Check each line of the listing below for the string "next", and copy the ones that have it.
╭─ Extracted material
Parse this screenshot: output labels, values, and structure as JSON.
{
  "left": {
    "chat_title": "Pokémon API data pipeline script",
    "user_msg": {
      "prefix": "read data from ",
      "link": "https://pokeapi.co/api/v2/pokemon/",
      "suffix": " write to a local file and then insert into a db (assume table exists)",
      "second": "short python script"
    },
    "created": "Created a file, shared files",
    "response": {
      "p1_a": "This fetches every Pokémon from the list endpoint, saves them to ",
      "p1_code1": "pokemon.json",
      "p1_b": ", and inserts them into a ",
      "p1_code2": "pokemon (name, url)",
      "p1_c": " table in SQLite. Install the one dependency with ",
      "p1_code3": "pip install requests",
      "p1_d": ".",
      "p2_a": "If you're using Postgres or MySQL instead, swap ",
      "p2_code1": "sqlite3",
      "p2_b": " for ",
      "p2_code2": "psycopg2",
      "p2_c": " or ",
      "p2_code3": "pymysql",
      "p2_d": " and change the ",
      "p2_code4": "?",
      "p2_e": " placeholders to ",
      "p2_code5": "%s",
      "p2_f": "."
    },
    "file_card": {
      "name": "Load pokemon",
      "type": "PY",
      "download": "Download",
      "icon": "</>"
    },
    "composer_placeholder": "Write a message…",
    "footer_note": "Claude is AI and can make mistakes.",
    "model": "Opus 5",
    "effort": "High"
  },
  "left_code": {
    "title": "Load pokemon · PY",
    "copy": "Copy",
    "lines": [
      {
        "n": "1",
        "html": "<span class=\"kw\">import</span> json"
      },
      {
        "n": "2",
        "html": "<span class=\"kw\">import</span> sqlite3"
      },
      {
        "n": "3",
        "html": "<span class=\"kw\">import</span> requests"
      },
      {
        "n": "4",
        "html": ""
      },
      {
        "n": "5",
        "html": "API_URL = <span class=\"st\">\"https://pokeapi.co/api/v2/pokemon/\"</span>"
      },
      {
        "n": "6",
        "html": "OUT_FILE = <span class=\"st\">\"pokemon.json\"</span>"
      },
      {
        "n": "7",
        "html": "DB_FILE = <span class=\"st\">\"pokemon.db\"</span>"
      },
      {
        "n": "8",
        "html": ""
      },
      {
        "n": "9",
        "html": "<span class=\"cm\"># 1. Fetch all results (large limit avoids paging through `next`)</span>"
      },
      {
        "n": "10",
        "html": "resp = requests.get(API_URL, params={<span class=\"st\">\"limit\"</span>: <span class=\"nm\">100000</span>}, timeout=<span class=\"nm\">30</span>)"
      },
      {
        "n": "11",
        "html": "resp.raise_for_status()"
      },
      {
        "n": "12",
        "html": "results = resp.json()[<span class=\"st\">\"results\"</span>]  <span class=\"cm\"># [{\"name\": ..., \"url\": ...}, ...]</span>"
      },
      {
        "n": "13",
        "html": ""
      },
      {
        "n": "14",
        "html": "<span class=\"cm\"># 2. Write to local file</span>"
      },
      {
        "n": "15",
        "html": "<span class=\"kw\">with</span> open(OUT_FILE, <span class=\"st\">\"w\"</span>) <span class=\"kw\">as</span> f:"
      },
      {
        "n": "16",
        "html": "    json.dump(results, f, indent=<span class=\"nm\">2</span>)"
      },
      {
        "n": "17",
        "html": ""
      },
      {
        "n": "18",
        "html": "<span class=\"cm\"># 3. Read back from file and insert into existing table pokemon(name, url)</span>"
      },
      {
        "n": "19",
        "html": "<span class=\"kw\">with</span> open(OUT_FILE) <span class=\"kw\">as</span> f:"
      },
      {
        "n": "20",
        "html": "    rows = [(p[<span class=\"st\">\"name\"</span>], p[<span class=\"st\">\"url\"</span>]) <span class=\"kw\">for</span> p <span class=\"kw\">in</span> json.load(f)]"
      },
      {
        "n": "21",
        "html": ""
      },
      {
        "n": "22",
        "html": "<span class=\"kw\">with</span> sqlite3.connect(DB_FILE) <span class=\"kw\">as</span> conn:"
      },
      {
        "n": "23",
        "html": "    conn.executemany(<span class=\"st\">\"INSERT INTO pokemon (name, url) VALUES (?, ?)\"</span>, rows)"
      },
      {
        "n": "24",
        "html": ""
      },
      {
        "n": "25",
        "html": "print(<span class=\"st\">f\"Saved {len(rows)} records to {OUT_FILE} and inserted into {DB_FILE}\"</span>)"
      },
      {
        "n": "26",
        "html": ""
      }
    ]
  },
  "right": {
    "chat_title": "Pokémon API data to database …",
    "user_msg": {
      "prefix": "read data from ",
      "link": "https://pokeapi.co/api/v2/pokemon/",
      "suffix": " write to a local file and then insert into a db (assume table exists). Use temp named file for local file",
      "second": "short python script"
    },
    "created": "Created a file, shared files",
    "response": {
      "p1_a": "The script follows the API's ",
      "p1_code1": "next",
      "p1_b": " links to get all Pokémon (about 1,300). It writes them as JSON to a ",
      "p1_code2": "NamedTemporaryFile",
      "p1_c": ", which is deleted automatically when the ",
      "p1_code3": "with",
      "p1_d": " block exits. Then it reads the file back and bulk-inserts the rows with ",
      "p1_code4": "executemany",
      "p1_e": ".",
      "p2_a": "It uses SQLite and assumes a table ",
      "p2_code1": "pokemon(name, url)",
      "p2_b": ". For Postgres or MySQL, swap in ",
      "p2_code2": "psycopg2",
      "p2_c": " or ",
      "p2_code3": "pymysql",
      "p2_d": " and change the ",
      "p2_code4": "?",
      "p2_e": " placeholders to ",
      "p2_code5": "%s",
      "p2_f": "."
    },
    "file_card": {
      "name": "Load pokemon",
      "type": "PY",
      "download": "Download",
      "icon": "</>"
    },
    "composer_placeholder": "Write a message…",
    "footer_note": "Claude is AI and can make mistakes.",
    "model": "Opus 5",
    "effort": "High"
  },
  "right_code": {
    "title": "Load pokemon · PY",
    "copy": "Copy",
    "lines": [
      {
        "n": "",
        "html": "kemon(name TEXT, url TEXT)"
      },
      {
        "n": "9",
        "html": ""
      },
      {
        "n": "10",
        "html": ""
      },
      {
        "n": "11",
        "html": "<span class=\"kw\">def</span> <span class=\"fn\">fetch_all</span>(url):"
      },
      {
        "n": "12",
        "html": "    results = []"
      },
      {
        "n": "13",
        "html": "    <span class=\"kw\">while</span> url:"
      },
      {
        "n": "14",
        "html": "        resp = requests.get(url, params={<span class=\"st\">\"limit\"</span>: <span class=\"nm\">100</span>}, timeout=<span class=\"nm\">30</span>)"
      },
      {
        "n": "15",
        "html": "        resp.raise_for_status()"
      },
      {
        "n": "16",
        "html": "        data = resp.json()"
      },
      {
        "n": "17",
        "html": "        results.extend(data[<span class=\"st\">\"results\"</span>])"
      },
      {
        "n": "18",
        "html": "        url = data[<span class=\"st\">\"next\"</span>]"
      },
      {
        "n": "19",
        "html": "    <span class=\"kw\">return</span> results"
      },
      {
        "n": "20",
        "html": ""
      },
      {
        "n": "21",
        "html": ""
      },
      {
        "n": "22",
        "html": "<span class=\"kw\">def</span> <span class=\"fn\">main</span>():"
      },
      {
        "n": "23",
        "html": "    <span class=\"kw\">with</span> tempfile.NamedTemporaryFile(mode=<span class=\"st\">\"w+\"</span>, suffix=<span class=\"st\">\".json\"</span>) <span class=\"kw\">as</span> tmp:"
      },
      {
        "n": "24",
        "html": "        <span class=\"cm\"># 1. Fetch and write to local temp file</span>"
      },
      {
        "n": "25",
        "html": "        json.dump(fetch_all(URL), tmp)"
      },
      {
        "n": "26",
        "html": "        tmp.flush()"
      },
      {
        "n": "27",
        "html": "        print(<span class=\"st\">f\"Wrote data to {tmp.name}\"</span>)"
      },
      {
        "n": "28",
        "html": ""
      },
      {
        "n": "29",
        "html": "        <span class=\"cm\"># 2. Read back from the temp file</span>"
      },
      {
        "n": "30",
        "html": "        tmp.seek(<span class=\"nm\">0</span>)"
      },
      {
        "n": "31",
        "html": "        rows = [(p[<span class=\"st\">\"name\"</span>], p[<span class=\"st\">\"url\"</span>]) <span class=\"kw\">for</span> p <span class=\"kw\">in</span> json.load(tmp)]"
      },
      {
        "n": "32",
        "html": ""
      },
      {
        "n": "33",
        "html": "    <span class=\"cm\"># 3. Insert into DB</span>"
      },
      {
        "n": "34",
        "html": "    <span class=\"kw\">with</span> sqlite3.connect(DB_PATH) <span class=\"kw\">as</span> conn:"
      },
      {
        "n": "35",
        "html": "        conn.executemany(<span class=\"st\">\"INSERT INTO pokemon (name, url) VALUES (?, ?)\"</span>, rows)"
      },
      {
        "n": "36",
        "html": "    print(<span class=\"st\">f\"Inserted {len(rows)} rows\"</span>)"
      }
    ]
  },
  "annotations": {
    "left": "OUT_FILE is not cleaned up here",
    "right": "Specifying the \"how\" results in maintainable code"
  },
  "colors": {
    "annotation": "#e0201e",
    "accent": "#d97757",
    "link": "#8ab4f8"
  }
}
╰─
● Answer to the problem:
        "html": "<span class=\"cm\"># 1. Fetch all results (large limit avoids paging through `next`)</span>"
      "p1_code1": "next",
        "html": "        url = data[<span class=\"st\">\"next\"</span>]"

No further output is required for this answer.